Dataset entries -
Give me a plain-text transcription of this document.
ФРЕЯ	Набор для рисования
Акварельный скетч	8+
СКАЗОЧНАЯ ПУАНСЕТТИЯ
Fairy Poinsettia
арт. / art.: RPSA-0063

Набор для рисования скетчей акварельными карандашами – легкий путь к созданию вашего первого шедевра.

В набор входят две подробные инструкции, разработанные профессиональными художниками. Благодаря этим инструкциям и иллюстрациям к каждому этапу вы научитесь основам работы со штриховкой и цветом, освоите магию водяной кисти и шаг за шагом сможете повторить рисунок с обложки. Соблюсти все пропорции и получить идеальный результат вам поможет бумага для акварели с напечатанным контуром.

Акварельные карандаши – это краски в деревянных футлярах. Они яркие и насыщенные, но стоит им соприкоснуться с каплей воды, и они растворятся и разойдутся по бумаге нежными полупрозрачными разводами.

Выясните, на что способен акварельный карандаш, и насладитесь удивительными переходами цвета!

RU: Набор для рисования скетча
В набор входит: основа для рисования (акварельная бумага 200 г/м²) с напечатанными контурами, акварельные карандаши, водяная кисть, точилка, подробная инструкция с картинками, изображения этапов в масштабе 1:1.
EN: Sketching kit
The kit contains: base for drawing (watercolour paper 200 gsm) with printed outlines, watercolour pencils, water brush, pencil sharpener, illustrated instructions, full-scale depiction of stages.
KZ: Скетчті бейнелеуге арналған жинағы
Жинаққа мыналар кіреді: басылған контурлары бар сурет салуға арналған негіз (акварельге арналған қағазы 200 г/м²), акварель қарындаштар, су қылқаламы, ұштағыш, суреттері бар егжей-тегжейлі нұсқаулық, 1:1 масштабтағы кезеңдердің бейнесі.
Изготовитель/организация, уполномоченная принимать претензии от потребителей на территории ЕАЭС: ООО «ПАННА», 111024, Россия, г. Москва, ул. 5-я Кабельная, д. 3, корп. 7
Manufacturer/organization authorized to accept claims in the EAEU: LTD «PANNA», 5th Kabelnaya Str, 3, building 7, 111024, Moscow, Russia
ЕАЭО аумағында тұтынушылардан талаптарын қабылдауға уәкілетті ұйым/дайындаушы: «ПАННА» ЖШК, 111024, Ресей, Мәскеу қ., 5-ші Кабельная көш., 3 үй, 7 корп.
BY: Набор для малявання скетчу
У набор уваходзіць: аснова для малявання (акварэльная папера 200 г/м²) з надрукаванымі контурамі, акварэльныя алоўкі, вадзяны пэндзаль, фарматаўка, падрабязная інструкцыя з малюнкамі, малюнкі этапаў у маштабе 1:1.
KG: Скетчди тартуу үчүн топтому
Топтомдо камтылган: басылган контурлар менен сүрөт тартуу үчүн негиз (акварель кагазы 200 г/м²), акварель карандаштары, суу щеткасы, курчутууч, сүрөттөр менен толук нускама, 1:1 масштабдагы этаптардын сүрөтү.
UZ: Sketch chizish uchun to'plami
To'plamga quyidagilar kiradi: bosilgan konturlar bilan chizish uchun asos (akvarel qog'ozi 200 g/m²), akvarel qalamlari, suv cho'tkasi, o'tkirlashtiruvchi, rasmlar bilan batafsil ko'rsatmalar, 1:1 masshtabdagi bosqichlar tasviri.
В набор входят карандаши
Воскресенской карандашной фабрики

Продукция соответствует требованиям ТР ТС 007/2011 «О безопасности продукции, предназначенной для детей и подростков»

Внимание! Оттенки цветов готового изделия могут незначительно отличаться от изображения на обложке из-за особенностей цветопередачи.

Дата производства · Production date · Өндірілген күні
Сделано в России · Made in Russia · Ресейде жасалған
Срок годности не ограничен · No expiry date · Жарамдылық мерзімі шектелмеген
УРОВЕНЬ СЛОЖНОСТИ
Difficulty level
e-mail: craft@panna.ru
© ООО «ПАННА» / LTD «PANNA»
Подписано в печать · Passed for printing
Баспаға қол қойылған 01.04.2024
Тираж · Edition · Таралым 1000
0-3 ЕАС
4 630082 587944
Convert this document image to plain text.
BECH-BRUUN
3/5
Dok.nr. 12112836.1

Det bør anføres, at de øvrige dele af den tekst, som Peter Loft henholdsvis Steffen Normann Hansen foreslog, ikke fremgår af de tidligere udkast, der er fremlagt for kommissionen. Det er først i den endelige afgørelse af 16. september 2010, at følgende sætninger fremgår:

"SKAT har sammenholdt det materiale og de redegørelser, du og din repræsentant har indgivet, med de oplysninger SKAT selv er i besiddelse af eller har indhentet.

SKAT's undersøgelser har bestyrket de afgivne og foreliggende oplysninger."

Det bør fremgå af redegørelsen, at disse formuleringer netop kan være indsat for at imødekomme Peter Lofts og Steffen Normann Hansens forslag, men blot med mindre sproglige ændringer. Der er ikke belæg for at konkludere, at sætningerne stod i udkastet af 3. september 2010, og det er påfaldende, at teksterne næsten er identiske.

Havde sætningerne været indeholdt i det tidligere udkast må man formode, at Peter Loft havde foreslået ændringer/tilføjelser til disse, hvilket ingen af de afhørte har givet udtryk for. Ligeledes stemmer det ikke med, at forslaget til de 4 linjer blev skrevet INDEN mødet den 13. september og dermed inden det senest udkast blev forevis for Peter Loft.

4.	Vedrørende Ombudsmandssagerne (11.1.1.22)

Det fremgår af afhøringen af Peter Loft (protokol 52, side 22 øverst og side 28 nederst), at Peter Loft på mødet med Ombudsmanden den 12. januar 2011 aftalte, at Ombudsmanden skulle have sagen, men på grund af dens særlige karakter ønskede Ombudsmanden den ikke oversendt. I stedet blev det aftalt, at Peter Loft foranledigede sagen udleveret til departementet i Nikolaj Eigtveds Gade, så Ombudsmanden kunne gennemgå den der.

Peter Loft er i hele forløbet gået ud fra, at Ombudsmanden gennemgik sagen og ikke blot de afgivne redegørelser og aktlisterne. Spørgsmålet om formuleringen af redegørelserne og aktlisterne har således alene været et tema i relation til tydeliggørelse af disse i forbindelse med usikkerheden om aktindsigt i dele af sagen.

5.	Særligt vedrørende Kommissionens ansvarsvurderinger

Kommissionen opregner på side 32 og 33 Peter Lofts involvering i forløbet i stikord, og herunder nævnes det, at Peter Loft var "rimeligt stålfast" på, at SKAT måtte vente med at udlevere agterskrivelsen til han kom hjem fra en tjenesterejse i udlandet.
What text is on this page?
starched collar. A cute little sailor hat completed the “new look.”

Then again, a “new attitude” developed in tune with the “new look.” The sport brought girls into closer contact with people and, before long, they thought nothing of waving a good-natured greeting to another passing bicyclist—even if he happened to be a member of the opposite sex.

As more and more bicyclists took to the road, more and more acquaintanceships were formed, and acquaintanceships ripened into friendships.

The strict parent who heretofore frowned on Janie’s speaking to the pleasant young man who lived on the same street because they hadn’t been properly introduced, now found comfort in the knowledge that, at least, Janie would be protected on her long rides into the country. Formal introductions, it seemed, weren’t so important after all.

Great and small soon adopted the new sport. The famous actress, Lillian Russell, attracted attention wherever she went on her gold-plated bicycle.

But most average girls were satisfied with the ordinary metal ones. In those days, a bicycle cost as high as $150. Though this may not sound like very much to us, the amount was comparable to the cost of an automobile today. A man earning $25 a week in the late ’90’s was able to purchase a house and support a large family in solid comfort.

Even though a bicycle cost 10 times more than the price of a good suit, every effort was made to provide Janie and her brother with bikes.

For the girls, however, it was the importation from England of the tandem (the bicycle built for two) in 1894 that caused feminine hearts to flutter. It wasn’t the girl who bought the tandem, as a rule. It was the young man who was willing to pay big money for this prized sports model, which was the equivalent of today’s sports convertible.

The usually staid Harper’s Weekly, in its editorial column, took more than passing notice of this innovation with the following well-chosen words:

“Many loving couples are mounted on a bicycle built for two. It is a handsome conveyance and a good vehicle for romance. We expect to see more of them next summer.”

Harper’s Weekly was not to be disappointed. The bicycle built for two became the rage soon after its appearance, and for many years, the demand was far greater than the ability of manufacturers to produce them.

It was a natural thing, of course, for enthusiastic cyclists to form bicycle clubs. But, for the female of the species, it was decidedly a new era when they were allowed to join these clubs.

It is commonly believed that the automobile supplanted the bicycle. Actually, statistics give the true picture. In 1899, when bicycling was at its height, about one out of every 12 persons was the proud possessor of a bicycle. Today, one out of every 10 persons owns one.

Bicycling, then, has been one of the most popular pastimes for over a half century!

Exercise - Gather up the lines that contain the word "арналған".

Full output -
KZ: Скетчті бейнелеуге арналған жинағы
Жинаққа мыналар кіреді: басылған контурлары бар сурет салуға арналған негіз (акварельге арналған қағазы 200 г/м²), акварель қарындаштар, су қылқаламы, ұштағыш, суреттері бар егжей-тегжейлі нұсқаулық, 1:1 масштабтағы кезеңдердің бейнесі.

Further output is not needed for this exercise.